_Problem requirements_: The records below hold pictures; please leave those out and retype the rest exactly.

_Records for this task_:
------------------------------------------------------------
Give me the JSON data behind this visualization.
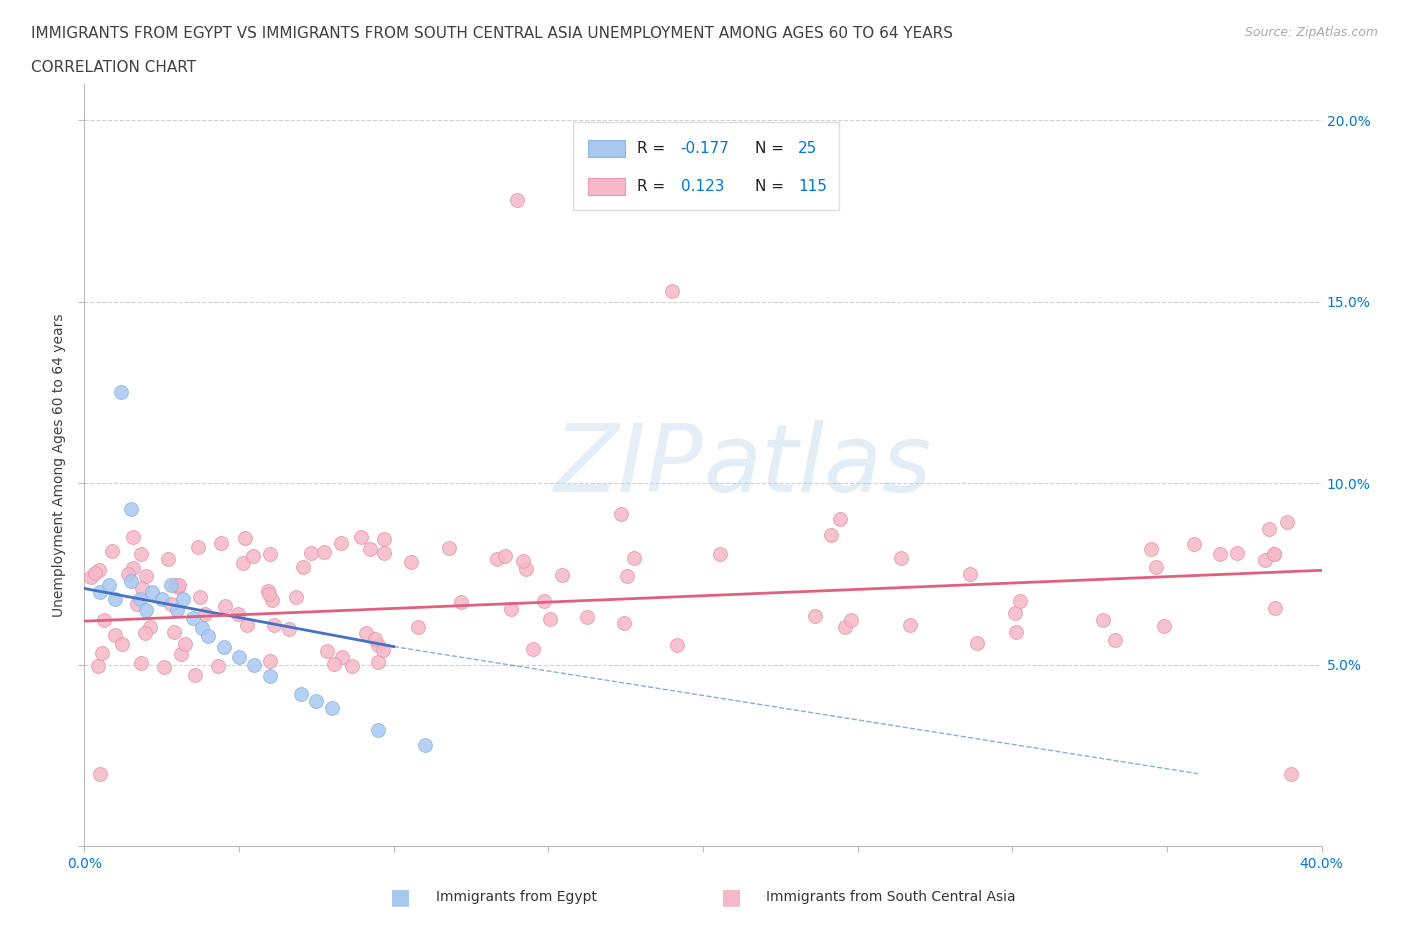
{
  "title_line1": "IMMIGRANTS FROM EGYPT VS IMMIGRANTS FROM SOUTH CENTRAL ASIA UNEMPLOYMENT AMONG AGES 60 TO 64 YEARS",
  "title_line2": "CORRELATION CHART",
  "source_text": "Source: ZipAtlas.com",
  "ylabel": "Unemployment Among Ages 60 to 64 years",
  "xlim": [
    0.0,
    0.4
  ],
  "ylim": [
    0.0,
    0.21
  ],
  "grid_color": "#cccccc",
  "background_color": "#ffffff",
  "egypt_color": "#a8c8f0",
  "egypt_edge_color": "#90b8e0",
  "sca_color": "#f5b8c8",
  "sca_edge_color": "#e898b0",
  "egypt_R": -0.177,
  "egypt_N": 25,
  "sca_R": 0.123,
  "sca_N": 115,
  "legend_label_egypt": "Immigrants from Egypt",
  "legend_label_sca": "Immigrants from South Central Asia",
  "title_color": "#404040",
  "axis_color": "#0078d4",
  "title_fontsize": 11,
  "label_fontsize": 10,
  "watermark_color": "#ccddf0",
  "egypt_trend_color": "#4472c4",
  "sca_trend_color": "#e06080"
}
------------------------------------------------------------
_Written solution_:
Give me the JSON data behind this visualization.
{
  "title_line1": "IMMIGRANTS FROM EGYPT VS IMMIGRANTS FROM SOUTH CENTRAL ASIA UNEMPLOYMENT AMONG AGES 60 TO 64 YEARS",
  "title_line2": "CORRELATION CHART",
  "source_text": "Source: ZipAtlas.com",
  "ylabel": "Unemployment Among Ages 60 to 64 years",
  "xlim": [
    0.0,
    0.4
  ],
  "ylim": [
    0.0,
    0.21
  ],
  "grid_color": "#cccccc",
  "background_color": "#ffffff",
  "egypt_color": "#a8c8f0",
  "egypt_edge_color": "#90b8e0",
  "sca_color": "#f5b8c8",
  "sca_edge_color": "#e898b0",
  "egypt_R": -0.177,
  "egypt_N": 25,
  "sca_R": 0.123,
  "sca_N": 115,
  "legend_label_egypt": "Immigrants from Egypt",
  "legend_label_sca": "Immigrants from South Central Asia",
  "title_color": "#404040",
  "axis_color": "#0078d4",
  "title_fontsize": 11,
  "label_fontsize": 10,
  "watermark_color": "#ccddf0",
  "egypt_trend_color": "#4472c4",
  "sca_trend_color": "#e06080"
}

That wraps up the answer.